[DIRECTION]:
Collect all lines from the records below that include the word "title".

[PROVIDED DATA]:

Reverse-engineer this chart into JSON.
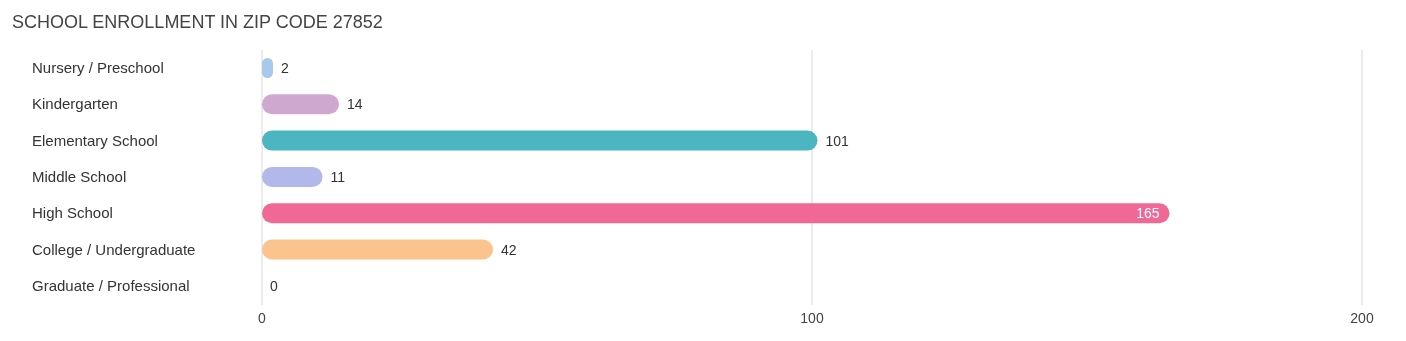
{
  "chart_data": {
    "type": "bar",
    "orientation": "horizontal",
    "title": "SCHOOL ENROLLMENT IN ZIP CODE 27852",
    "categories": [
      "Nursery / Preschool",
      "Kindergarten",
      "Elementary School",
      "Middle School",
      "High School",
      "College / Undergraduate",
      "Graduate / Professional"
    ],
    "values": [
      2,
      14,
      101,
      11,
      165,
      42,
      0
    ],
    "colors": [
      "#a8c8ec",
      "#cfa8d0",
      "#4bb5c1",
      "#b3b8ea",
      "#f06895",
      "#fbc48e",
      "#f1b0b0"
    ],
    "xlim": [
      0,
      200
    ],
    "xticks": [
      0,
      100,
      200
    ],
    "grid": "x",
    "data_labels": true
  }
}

* * *

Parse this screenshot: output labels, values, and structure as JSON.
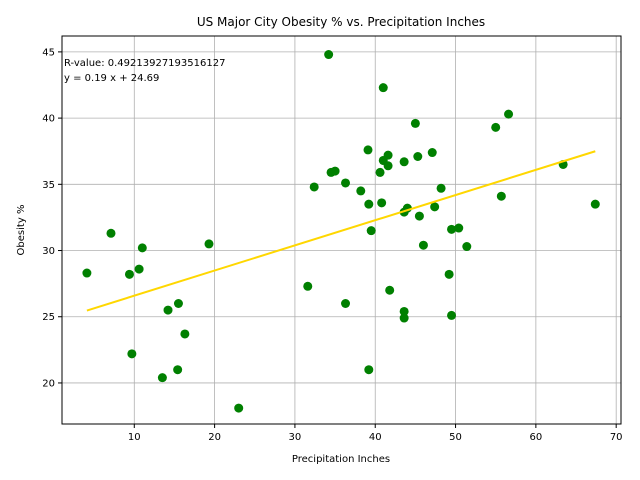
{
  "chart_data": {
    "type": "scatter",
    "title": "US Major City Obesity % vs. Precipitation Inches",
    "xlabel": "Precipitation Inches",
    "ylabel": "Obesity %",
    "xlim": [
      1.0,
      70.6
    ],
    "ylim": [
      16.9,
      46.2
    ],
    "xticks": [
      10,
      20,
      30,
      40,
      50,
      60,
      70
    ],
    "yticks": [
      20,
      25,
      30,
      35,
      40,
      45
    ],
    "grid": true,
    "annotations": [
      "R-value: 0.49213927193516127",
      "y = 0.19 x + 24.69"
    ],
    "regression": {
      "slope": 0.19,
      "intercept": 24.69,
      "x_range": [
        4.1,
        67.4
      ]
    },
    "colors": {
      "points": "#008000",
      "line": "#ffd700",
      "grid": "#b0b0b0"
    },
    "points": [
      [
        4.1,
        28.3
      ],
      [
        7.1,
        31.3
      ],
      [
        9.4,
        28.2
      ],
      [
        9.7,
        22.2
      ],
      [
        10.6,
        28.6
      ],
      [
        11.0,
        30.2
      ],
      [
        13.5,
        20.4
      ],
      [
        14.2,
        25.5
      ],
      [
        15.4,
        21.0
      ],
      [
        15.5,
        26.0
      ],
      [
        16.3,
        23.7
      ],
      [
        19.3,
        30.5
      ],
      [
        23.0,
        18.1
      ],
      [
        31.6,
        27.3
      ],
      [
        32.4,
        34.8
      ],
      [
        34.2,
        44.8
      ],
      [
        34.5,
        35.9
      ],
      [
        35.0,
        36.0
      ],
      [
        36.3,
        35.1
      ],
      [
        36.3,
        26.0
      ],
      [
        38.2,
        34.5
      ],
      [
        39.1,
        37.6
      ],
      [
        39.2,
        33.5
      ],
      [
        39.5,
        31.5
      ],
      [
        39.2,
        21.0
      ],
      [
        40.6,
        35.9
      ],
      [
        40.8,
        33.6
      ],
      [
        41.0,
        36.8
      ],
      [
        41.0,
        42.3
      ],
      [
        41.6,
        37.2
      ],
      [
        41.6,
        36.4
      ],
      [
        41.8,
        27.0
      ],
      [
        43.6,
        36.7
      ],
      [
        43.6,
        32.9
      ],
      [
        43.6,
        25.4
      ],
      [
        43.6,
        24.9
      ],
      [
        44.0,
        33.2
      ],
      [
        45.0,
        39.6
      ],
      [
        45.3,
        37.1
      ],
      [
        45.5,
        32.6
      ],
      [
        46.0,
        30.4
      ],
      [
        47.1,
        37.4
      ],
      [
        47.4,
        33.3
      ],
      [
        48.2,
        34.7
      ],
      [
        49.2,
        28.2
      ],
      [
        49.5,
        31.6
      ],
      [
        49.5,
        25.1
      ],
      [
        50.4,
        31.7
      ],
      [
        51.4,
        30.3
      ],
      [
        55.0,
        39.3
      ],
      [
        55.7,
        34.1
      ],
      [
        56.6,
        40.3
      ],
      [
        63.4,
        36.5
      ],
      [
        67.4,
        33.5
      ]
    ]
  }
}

[ANSWER TO THE TASK]:
    "title": "SCHOOL ENROLLMENT IN ZIP CODE 27852",
    "title": "US Major City Obesity % vs. Precipitation Inches",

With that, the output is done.